** Work to do **
Leave out the pictures and transcribe everything else exactly.

** Stored entries **
--- begin ---

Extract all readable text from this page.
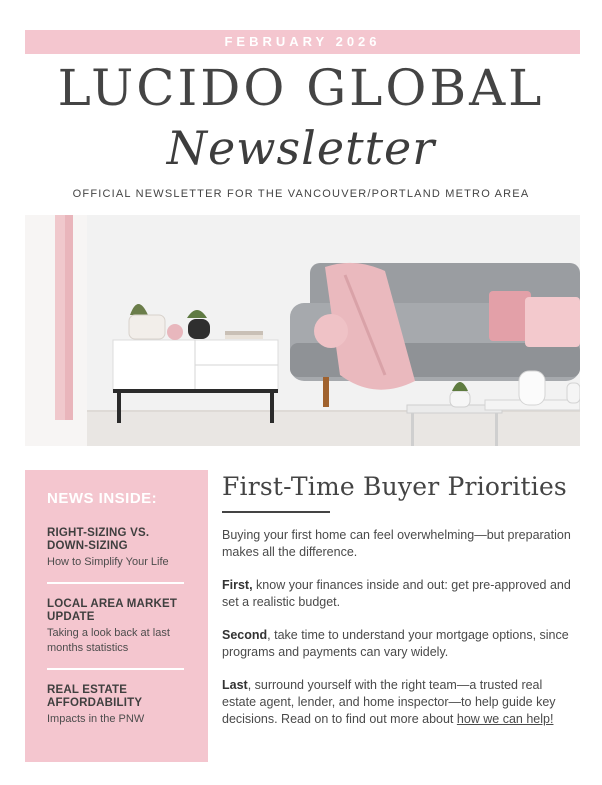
FEBRUARY 2026
LUCIDO GLOBAL
Newsletter
OFFICIAL NEWSLETTER FOR THE VANCOUVER/PORTLAND METRO AREA
NEWS INSIDE:
RIGHT-SIZING VS. DOWN-SIZING
How to Simplify Your Life
LOCAL AREA MARKET UPDATE
Taking a look back at last months statistics
REAL ESTATE AFFORDABILITY
Impacts in the PNW
First-Time Buyer Priorities

Buying your first home can feel overwhelming—but preparation makes all the difference.

First, know your finances inside and out: get pre-approved and set a realistic budget.

Second, take time to understand your mortgage options, since programs and payments can vary widely.

Last, surround yourself with the right team—a trusted real estate agent, lender, and home inspector—to help guide key decisions. Read on to find out more about how we can help!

--- end ---

** Finished exercise **
Extract all readable text from this page.
FEBRUARY 2026
LUCIDO GLOBAL
Newsletter
OFFICIAL NEWSLETTER FOR THE VANCOUVER/PORTLAND METRO AREA
NEWS INSIDE:
RIGHT-SIZING VS. DOWN-SIZING
How to Simplify Your Life
LOCAL AREA MARKET UPDATE
Taking a look back at last months statistics
REAL ESTATE AFFORDABILITY
Impacts in the PNW
First-Time Buyer Priorities

Buying your first home can feel overwhelming—but preparation makes all the difference.

First, know your finances inside and out: get pre-approved and set a realistic budget.

Second, take time to understand your mortgage options, since programs and payments can vary widely.

Last, surround yourself with the right team—a trusted real estate agent, lender, and home inspector—to help guide key decisions. Read on to find out more about how we can help!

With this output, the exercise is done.